PROBLEM TO WORK ON: Leaving out every picture, quote the data below exactly as it appears.
# start of SOURCE DATA
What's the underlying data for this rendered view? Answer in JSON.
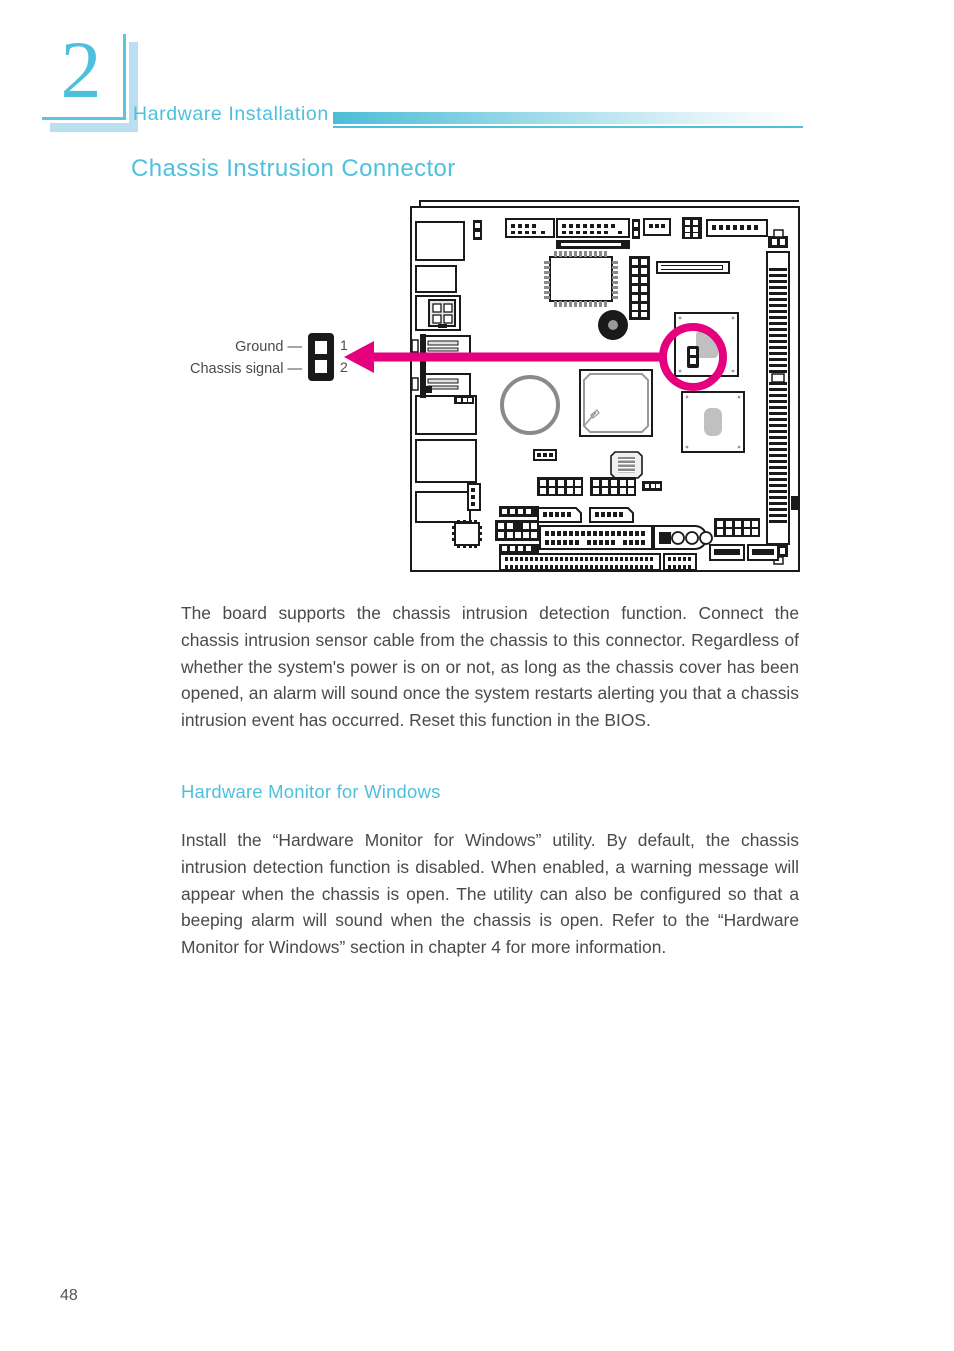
{
  "page": {
    "number": "48",
    "accent_color": "#4ec0de",
    "accent_light_color": "#b9dff0",
    "highlight_color": "#e6007e",
    "text_color": "#4a4a4a"
  },
  "header": {
    "chapter_number": "2",
    "running_title": "Hardware Installation"
  },
  "section": {
    "title": "Chassis Instrusion Connector"
  },
  "figure": {
    "name": "chassis-intrusion-connector-diagram",
    "callout_labels": [
      "Ground —",
      "Chassis  signal —"
    ],
    "pin_numbers": [
      "1",
      "2"
    ],
    "connector_pin_count": 2,
    "highlight_color": "#e6007e",
    "board_outline_color": "#1a1a1a"
  },
  "content": {
    "intro_paragraph": "The board supports the chassis intrusion detection function. Connect the chassis intrusion sensor cable from the chassis to this connector. Regardless of whether the system's power is on or not, as long as the chassis cover has been opened, an alarm will sound once the system restarts alerting you that a chassis intrusion event has occurred. Reset this function in the BIOS.",
    "subsection_title": "Hardware Monitor for Windows",
    "monitor_paragraph": "Install the “Hardware Monitor for Windows” utility. By default, the chassis intrusion detection function is disabled. When enabled, a warning message will appear when the chassis is open. The utility can also be configured so that a beeping alarm will sound when the chassis is open. Refer to the “Hardware Monitor for Windows” section in chapter 4 for more information."
  }
}
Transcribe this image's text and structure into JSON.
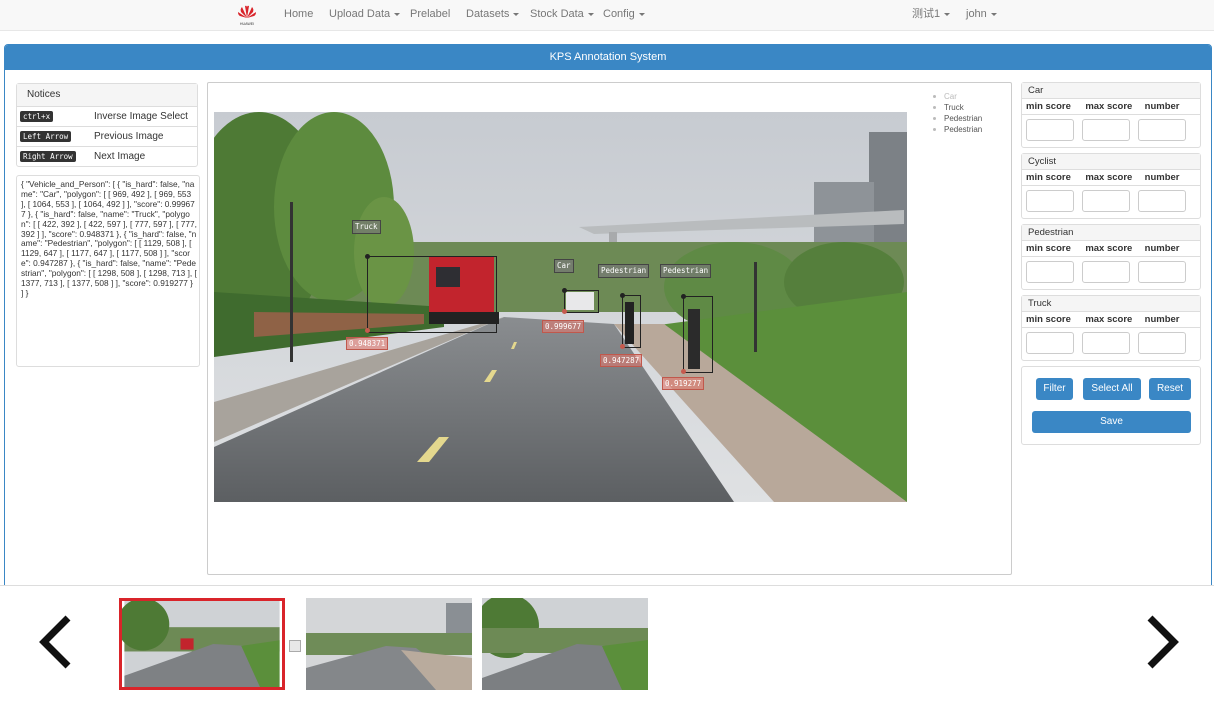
{
  "nav": {
    "logo_text": "HUAWEI",
    "items": [
      {
        "label": "Home",
        "dropdown": false
      },
      {
        "label": "Upload Data",
        "dropdown": true
      },
      {
        "label": "Prelabel",
        "dropdown": false
      },
      {
        "label": "Datasets",
        "dropdown": true
      },
      {
        "label": "Stock Data",
        "dropdown": true
      },
      {
        "label": "Config",
        "dropdown": true
      }
    ],
    "right_items": [
      {
        "label": "测试1",
        "dropdown": true
      },
      {
        "label": "john",
        "dropdown": true
      }
    ]
  },
  "panel_title": "KPS Annotation System",
  "notices": {
    "title": "Notices",
    "rows": [
      {
        "key": "ctrl+x",
        "desc": "Inverse Image Select"
      },
      {
        "key": "Left Arrow",
        "desc": "Previous Image"
      },
      {
        "key": "Right Arrow",
        "desc": "Next Image"
      }
    ]
  },
  "json_text": "{ \"Vehicle_and_Person\": [ { \"is_hard\": false, \"name\": \"Car\", \"polygon\": [ [ 969, 492 ], [ 969, 553 ], [ 1064, 553 ], [ 1064, 492 ] ], \"score\": 0.999677 }, { \"is_hard\": false, \"name\": \"Truck\", \"polygon\": [ [ 422, 392 ], [ 422, 597 ], [ 777, 597 ], [ 777, 392 ] ], \"score\": 0.948371 }, { \"is_hard\": false, \"name\": \"Pedestrian\", \"polygon\": [ [ 1129, 508 ], [ 1129, 647 ], [ 1177, 647 ], [ 1177, 508 ] ], \"score\": 0.947287 }, { \"is_hard\": false, \"name\": \"Pedestrian\", \"polygon\": [ [ 1298, 508 ], [ 1298, 713 ], [ 1377, 713 ], [ 1377, 508 ] ], \"score\": 0.919277 } ] }",
  "legend": [
    "Car",
    "Truck",
    "Pedestrian",
    "Pedestrian"
  ],
  "detections": [
    {
      "label": "Truck",
      "score": "0.948371"
    },
    {
      "label": "Car",
      "score": "0.999677"
    },
    {
      "label": "Pedestrian",
      "score": "0.947287"
    },
    {
      "label": "Pedestrian",
      "score": "0.919277"
    }
  ],
  "filters": {
    "columns": [
      "min score",
      "max score",
      "number"
    ],
    "classes": [
      "Car",
      "Cyclist",
      "Pedestrian",
      "Truck"
    ]
  },
  "buttons": {
    "filter": "Filter",
    "select_all": "Select All",
    "reset": "Reset",
    "save": "Save"
  },
  "strip": {
    "prev_icon": "chevron-left-icon",
    "next_icon": "chevron-right-icon",
    "prev_glyph": "‹",
    "next_glyph": "›",
    "thumbnail_count": 3,
    "selected_index": 0
  },
  "colors": {
    "primary": "#3a87c5",
    "selected_border": "#d9242a",
    "score_tag": "#e1786e"
  }
}
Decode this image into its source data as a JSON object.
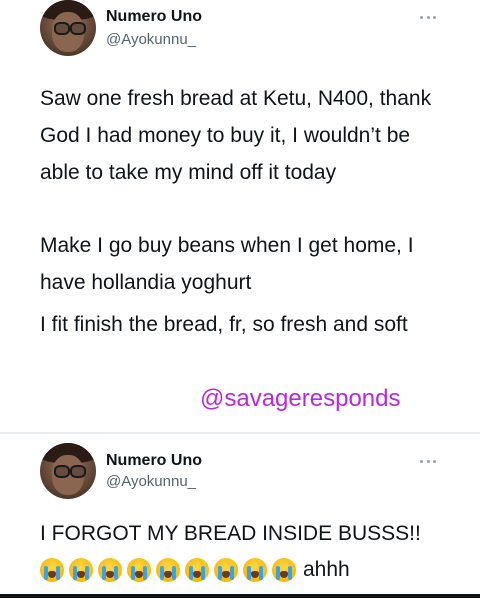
{
  "tweet1": {
    "author_name": "Numero Uno",
    "author_handle": "@Ayokunnu_",
    "paragraphs": [
      "Saw one fresh bread at Ketu, N400, thank God I had money to buy it, I wouldn’t be able to take my mind off it today",
      "Make I go buy beans when I get home, I have hollandia yoghurt",
      "I fit finish the bread, fr, so fresh and soft"
    ],
    "more_icon": "more-horizontal-icon"
  },
  "watermark": {
    "text": "@savageresponds",
    "color": "#b62adf"
  },
  "tweet2": {
    "author_name": "Numero Uno",
    "author_handle": "@Ayokunnu_",
    "text": "I FORGOT MY BREAD INSIDE BUSSS!!",
    "emoji_name": "loudly-crying-face-emoji",
    "emoji_count": 9,
    "trailing_text": "ahhh",
    "more_icon": "more-horizontal-icon"
  },
  "colors": {
    "text_primary": "#0f1419",
    "text_secondary": "#536471"
  }
}
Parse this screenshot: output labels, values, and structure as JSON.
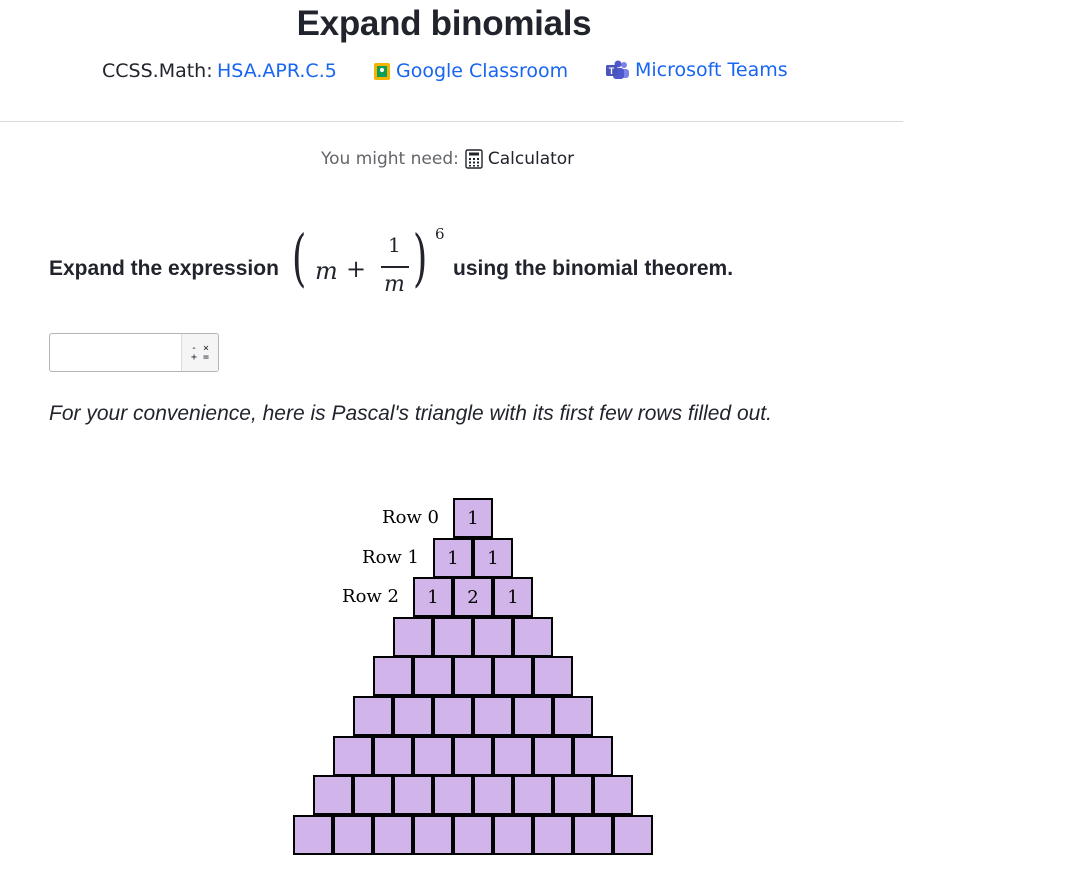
{
  "header": {
    "title": "Expand binomials",
    "ccss_label": "CCSS.Math:",
    "ccss_code": "HSA.APR.C.5",
    "google_classroom": "Google Classroom",
    "microsoft_teams": "Microsoft Teams"
  },
  "tools": {
    "you_might_need": "You might need:",
    "calculator": "Calculator"
  },
  "question": {
    "prefix": "Expand the expression",
    "suffix": "using the binomial theorem.",
    "math": {
      "variable": "m",
      "plus": "+",
      "numerator": "1",
      "denominator": "m",
      "exponent": "6"
    }
  },
  "answer": {
    "value": "",
    "placeholder": "",
    "keypad_top": "- ×",
    "keypad_bottom": "+ ="
  },
  "convenience_text": "For your convenience, here is Pascal's triangle with its first few rows filled out.",
  "pascal": {
    "row_labels": [
      "Row 0",
      "Row 1",
      "Row 2"
    ],
    "filled_rows": [
      [
        "1"
      ],
      [
        "1",
        "1"
      ],
      [
        "1",
        "2",
        "1"
      ]
    ],
    "total_rows": 9,
    "cell_color": "#d1b5ea"
  },
  "colors": {
    "link": "#1865f2",
    "text": "#21242c",
    "muted": "#626569"
  }
}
# end of SOURCE DATA
RESPONSE TO THIS EXERCISE:
What's the underlying data for this rendered view? Answer in JSON.
{
  "page": {
    "number": "48",
    "accent_color": "#4ec0de",
    "accent_light_color": "#b9dff0",
    "highlight_color": "#e6007e",
    "text_color": "#4a4a4a"
  },
  "header": {
    "chapter_number": "2",
    "running_title": "Hardware Installation"
  },
  "section": {
    "title": "Chassis Instrusion Connector"
  },
  "figure": {
    "name": "chassis-intrusion-connector-diagram",
    "callout_labels": [
      "Ground —",
      "Chassis  signal —"
    ],
    "pin_numbers": [
      "1",
      "2"
    ],
    "connector_pin_count": 2,
    "highlight_color": "#e6007e",
    "board_outline_color": "#1a1a1a"
  },
  "content": {
    "intro_paragraph": "The board supports the chassis intrusion detection function. Connect the chassis intrusion sensor cable from the chassis to this connector. Regardless of whether the system's power is on or not, as long as the chassis cover has been opened, an alarm will sound once the system restarts alerting you that a chassis intrusion event has occurred. Reset this function in the BIOS.",
    "subsection_title": "Hardware Monitor for Windows",
    "monitor_paragraph": "Install the “Hardware Monitor for Windows” utility. By default, the chassis intrusion detection function is disabled. When enabled, a warning message will appear when the chassis is open. The utility can also be configured so that a beeping alarm will sound when the chassis is open. Refer to the “Hardware Monitor for Windows” section in chapter 4 for more information."
  }
}
Transcribe this image's text and structure into JSON.
{
  "nav": {
    "logo_text": "HUAWEI",
    "items": [
      {
        "label": "Home",
        "dropdown": false
      },
      {
        "label": "Upload Data",
        "dropdown": true
      },
      {
        "label": "Prelabel",
        "dropdown": false
      },
      {
        "label": "Datasets",
        "dropdown": true
      },
      {
        "label": "Stock Data",
        "dropdown": true
      },
      {
        "label": "Config",
        "dropdown": true
      }
    ],
    "right_items": [
      {
        "label": "测试1",
        "dropdown": true
      },
      {
        "label": "john",
        "dropdown": true
      }
    ]
  },
  "panel_title": "KPS Annotation System",
  "notices": {
    "title": "Notices",
    "rows": [
      {
        "key": "ctrl+x",
        "desc": "Inverse Image Select"
      },
      {
        "key": "Left Arrow",
        "desc": "Previous Image"
      },
      {
        "key": "Right Arrow",
        "desc": "Next Image"
      }
    ]
  },
  "json_text": "{ \"Vehicle_and_Person\": [ { \"is_hard\": false, \"name\": \"Car\", \"polygon\": [ [ 969, 492 ], [ 969, 553 ], [ 1064, 553 ], [ 1064, 492 ] ], \"score\": 0.999677 }, { \"is_hard\": false, \"name\": \"Truck\", \"polygon\": [ [ 422, 392 ], [ 422, 597 ], [ 777, 597 ], [ 777, 392 ] ], \"score\": 0.948371 }, { \"is_hard\": false, \"name\": \"Pedestrian\", \"polygon\": [ [ 1129, 508 ], [ 1129, 647 ], [ 1177, 647 ], [ 1177, 508 ] ], \"score\": 0.947287 }, { \"is_hard\": false, \"name\": \"Pedestrian\", \"polygon\": [ [ 1298, 508 ], [ 1298, 713 ], [ 1377, 713 ], [ 1377, 508 ] ], \"score\": 0.919277 } ] }",
  "legend": [
    "Car",
    "Truck",
    "Pedestrian",
    "Pedestrian"
  ],
  "detections": [
    {
      "label": "Truck",
      "score": "0.948371"
    },
    {
      "label": "Car",
      "score": "0.999677"
    },
    {
      "label": "Pedestrian",
      "score": "0.947287"
    },
    {
      "label": "Pedestrian",
      "score": "0.919277"
    }
  ],
  "filters": {
    "columns": [
      "min score",
      "max score",
      "number"
    ],
    "classes": [
      "Car",
      "Cyclist",
      "Pedestrian",
      "Truck"
    ]
  },
  "buttons": {
    "filter": "Filter",
    "select_all": "Select All",
    "reset": "Reset",
    "save": "Save"
  },
  "strip": {
    "prev_icon": "chevron-left-icon",
    "next_icon": "chevron-right-icon",
    "prev_glyph": "‹",
    "next_glyph": "›",
    "thumbnail_count": 3,
    "selected_index": 0
  },
  "colors": {
    "primary": "#3a87c5",
    "selected_border": "#d9242a",
    "score_tag": "#e1786e"
  }
}
Decode this image into its source data as a JSON object.
{
  "tweet1": {
    "author_name": "Numero Uno",
    "author_handle": "@Ayokunnu_",
    "paragraphs": [
      "Saw one fresh bread at Ketu, N400, thank God I had money to buy it, I wouldn’t be able to take my mind off it today",
      "Make I go buy beans when I get home, I have hollandia yoghurt",
      "I fit finish the bread, fr, so fresh and soft"
    ],
    "more_icon": "more-horizontal-icon"
  },
  "watermark": {
    "text": "@savageresponds",
    "color": "#b62adf"
  },
  "tweet2": {
    "author_name": "Numero Uno",
    "author_handle": "@Ayokunnu_",
    "text": "I FORGOT MY BREAD INSIDE BUSSS!!",
    "emoji_name": "loudly-crying-face-emoji",
    "emoji_count": 9,
    "trailing_text": "ahhh",
    "more_icon": "more-horizontal-icon"
  },
  "colors": {
    "text_primary": "#0f1419",
    "text_secondary": "#536471"
  }
}
Parse this screenshot: output labels, values, and structure as JSON.
{
  "header": {
    "title": "Expand binomials",
    "ccss_label": "CCSS.Math:",
    "ccss_code": "HSA.APR.C.5",
    "google_classroom": "Google Classroom",
    "microsoft_teams": "Microsoft Teams"
  },
  "tools": {
    "you_might_need": "You might need:",
    "calculator": "Calculator"
  },
  "question": {
    "prefix": "Expand the expression",
    "suffix": "using the binomial theorem.",
    "math": {
      "variable": "m",
      "plus": "+",
      "numerator": "1",
      "denominator": "m",
      "exponent": "6"
    }
  },
  "answer": {
    "value": "",
    "placeholder": "",
    "keypad_top": "- ×",
    "keypad_bottom": "+ ="
  },
  "convenience_text": "For your convenience, here is Pascal's triangle with its first few rows filled out.",
  "pascal": {
    "row_labels": [
      "Row 0",
      "Row 1",
      "Row 2"
    ],
    "filled_rows": [
      [
        "1"
      ],
      [
        "1",
        "1"
      ],
      [
        "1",
        "2",
        "1"
      ]
    ],
    "total_rows": 9,
    "cell_color": "#d1b5ea"
  },
  "colors": {
    "link": "#1865f2",
    "text": "#21242c",
    "muted": "#626569"
  }
}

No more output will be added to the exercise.